**Exercise:**
Render every entry verbatim.

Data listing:
^^^^^^^^
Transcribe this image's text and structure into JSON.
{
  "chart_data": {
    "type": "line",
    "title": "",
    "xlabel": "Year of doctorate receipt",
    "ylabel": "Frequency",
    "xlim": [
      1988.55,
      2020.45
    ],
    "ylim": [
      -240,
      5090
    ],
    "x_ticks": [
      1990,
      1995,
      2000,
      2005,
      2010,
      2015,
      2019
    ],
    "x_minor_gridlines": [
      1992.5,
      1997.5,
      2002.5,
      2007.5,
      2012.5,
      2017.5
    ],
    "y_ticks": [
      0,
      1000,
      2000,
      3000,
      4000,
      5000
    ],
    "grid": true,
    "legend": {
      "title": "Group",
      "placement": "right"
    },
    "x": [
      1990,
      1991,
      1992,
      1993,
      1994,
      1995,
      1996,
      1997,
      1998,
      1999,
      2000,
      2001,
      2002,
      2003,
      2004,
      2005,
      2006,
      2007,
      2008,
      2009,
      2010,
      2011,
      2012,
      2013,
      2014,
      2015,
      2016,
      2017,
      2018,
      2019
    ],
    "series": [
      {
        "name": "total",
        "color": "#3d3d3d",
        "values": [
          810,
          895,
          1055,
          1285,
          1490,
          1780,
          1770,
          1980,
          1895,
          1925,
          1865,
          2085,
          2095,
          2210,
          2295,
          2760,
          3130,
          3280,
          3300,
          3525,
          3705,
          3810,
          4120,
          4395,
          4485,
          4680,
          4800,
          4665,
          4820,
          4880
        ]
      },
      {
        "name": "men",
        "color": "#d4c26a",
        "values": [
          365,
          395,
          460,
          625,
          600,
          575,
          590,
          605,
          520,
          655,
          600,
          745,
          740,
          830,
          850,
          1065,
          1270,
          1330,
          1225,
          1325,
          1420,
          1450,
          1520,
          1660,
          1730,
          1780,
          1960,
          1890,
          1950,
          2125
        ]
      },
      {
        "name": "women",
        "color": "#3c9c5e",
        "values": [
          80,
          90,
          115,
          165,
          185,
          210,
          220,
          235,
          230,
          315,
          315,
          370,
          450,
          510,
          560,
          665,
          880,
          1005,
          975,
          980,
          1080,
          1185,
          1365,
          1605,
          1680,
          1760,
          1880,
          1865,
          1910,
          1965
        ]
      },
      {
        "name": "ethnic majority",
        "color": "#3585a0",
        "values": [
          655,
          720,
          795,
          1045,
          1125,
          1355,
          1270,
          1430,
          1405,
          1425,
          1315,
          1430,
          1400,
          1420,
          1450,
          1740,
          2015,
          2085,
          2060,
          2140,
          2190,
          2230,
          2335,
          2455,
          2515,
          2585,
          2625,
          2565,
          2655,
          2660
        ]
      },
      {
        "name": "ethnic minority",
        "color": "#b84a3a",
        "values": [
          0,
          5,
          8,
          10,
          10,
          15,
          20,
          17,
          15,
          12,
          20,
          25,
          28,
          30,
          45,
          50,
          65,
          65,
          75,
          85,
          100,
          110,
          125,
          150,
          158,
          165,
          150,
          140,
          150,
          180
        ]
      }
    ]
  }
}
^^^^^^^^
**Task answer:**
Transcribe this image's text and structure into JSON.
{
  "chart_data": {
    "type": "line",
    "title": "",
    "xlabel": "Year of doctorate receipt",
    "ylabel": "Frequency",
    "xlim": [
      1988.55,
      2020.45
    ],
    "ylim": [
      -240,
      5090
    ],
    "x_ticks": [
      1990,
      1995,
      2000,
      2005,
      2010,
      2015,
      2019
    ],
    "x_minor_gridlines": [
      1992.5,
      1997.5,
      2002.5,
      2007.5,
      2012.5,
      2017.5
    ],
    "y_ticks": [
      0,
      1000,
      2000,
      3000,
      4000,
      5000
    ],
    "grid": true,
    "legend": {
      "title": "Group",
      "placement": "right"
    },
    "x": [
      1990,
      1991,
      1992,
      1993,
      1994,
      1995,
      1996,
      1997,
      1998,
      1999,
      2000,
      2001,
      2002,
      2003,
      2004,
      2005,
      2006,
      2007,
      2008,
      2009,
      2010,
      2011,
      2012,
      2013,
      2014,
      2015,
      2016,
      2017,
      2018,
      2019
    ],
    "series": [
      {
        "name": "total",
        "color": "#3d3d3d",
        "values": [
          810,
          895,
          1055,
          1285,
          1490,
          1780,
          1770,
          1980,
          1895,
          1925,
          1865,
          2085,
          2095,
          2210,
          2295,
          2760,
          3130,
          3280,
          3300,
          3525,
          3705,
          3810,
          4120,
          4395,
          4485,
          4680,
          4800,
          4665,
          4820,
          4880
        ]
      },
      {
        "name": "men",
        "color": "#d4c26a",
        "values": [
          365,
          395,
          460,
          625,
          600,
          575,
          590,
          605,
          520,
          655,
          600,
          745,
          740,
          830,
          850,
          1065,
          1270,
          1330,
          1225,
          1325,
          1420,
          1450,
          1520,
          1660,
          1730,
          1780,
          1960,
          1890,
          1950,
          2125
        ]
      },
      {
        "name": "women",
        "color": "#3c9c5e",
        "values": [
          80,
          90,
          115,
          165,
          185,
          210,
          220,
          235,
          230,
          315,
          315,
          370,
          450,
          510,
          560,
          665,
          880,
          1005,
          975,
          980,
          1080,
          1185,
          1365,
          1605,
          1680,
          1760,
          1880,
          1865,
          1910,
          1965
        ]
      },
      {
        "name": "ethnic majority",
        "color": "#3585a0",
        "values": [
          655,
          720,
          795,
          1045,
          1125,
          1355,
          1270,
          1430,
          1405,
          1425,
          1315,
          1430,
          1400,
          1420,
          1450,
          1740,
          2015,
          2085,
          2060,
          2140,
          2190,
          2230,
          2335,
          2455,
          2515,
          2585,
          2625,
          2565,
          2655,
          2660
        ]
      },
      {
        "name": "ethnic minority",
        "color": "#b84a3a",
        "values": [
          0,
          5,
          8,
          10,
          10,
          15,
          20,
          17,
          15,
          12,
          20,
          25,
          28,
          30,
          45,
          50,
          65,
          65,
          75,
          85,
          100,
          110,
          125,
          150,
          158,
          165,
          150,
          140,
          150,
          180
        ]
      }
    ]
  }
}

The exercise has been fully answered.